[Extracted records]
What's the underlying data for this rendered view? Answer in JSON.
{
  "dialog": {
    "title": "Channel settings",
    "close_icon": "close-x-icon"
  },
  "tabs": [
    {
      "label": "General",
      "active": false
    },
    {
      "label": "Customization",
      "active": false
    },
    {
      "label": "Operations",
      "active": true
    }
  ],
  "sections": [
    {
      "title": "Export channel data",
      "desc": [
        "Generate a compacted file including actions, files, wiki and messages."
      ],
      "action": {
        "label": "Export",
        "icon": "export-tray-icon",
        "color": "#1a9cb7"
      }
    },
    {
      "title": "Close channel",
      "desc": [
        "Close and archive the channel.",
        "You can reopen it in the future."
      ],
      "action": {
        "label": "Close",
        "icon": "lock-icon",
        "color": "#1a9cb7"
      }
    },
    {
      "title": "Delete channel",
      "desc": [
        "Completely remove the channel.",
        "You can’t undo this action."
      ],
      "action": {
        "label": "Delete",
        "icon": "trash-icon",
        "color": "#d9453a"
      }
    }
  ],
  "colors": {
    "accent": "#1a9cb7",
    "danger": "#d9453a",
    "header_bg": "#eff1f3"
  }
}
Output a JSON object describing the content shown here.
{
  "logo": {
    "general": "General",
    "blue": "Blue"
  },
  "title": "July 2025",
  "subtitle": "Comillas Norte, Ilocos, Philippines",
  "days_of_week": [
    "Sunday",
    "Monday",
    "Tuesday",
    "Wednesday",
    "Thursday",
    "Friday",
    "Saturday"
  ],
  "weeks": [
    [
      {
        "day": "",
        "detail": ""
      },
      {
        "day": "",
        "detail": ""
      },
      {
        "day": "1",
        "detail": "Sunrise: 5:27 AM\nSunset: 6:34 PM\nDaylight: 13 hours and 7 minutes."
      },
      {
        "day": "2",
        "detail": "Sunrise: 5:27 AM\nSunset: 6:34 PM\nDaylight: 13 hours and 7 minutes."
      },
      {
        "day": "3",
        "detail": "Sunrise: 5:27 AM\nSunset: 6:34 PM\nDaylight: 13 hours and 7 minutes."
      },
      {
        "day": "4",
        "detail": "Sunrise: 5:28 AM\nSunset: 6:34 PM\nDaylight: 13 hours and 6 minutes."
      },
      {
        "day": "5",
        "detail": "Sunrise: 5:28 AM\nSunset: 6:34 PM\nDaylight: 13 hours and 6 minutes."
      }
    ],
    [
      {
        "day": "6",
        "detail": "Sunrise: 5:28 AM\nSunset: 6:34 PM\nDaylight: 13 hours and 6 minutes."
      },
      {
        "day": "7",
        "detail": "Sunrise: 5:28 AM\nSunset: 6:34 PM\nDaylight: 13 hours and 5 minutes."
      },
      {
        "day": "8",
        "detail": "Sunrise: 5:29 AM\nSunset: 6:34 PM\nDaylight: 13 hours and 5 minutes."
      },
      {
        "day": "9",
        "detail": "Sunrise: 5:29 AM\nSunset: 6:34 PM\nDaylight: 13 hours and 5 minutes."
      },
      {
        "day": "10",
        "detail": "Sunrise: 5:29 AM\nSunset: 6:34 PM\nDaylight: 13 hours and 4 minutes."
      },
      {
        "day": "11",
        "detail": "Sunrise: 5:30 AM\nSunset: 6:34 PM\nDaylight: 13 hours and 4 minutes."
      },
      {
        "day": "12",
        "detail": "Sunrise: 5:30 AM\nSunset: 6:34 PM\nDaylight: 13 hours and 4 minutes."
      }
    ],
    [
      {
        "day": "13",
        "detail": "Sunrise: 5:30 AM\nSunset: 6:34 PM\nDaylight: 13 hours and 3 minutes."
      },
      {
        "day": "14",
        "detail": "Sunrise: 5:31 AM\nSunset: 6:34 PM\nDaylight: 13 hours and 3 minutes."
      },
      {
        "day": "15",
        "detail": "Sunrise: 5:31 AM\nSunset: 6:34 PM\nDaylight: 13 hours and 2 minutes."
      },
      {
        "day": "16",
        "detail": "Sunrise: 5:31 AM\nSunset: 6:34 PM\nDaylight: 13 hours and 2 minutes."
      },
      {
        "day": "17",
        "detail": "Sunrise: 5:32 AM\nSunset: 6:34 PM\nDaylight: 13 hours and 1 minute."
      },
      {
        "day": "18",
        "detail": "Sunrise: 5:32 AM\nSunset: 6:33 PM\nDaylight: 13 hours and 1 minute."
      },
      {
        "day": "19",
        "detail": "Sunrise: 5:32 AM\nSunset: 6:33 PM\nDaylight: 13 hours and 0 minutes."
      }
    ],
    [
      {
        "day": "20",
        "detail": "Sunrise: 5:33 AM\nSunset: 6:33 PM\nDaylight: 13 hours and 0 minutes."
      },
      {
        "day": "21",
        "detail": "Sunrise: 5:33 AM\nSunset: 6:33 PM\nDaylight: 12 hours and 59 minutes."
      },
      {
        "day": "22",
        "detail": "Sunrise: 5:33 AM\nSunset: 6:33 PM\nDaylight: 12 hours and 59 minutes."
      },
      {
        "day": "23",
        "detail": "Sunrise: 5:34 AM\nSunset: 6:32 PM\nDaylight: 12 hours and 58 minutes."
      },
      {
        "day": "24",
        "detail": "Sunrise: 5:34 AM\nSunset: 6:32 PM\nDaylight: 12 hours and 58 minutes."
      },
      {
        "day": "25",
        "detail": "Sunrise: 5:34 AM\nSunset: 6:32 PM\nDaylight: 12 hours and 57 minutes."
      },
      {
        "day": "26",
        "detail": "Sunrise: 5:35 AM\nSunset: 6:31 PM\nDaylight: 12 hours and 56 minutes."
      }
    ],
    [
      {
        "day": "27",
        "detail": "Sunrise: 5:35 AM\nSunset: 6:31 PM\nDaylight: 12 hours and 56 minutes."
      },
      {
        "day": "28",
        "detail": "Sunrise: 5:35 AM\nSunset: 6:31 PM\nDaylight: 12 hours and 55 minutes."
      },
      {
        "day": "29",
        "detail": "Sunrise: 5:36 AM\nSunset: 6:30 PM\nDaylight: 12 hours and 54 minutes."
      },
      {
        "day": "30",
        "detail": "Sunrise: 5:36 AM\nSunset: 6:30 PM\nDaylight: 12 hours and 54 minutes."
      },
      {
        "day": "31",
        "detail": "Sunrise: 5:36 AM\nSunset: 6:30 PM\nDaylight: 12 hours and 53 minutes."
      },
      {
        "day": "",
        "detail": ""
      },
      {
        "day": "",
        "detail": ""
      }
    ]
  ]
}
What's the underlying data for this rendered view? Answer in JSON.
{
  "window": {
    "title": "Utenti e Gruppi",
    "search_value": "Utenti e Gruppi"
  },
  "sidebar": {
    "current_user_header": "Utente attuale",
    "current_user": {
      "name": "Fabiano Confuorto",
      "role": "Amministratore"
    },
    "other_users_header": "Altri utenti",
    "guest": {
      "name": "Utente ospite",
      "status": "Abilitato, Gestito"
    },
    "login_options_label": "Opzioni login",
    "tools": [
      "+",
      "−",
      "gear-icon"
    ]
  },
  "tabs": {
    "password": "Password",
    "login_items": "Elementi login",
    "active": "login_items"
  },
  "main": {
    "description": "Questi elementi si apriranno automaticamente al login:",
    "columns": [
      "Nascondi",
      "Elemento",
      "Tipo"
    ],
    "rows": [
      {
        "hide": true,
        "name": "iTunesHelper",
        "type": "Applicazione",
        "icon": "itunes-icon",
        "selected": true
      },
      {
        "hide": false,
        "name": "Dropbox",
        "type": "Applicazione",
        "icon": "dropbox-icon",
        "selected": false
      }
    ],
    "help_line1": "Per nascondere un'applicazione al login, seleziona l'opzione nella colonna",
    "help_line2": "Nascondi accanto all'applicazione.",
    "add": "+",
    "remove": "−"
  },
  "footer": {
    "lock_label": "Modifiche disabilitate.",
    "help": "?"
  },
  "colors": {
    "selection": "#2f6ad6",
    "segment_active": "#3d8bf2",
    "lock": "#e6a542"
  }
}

What the task asks: Count every line above that holds the string "Nascondi" and give the total, nothing more.

Solution to the exercise: 2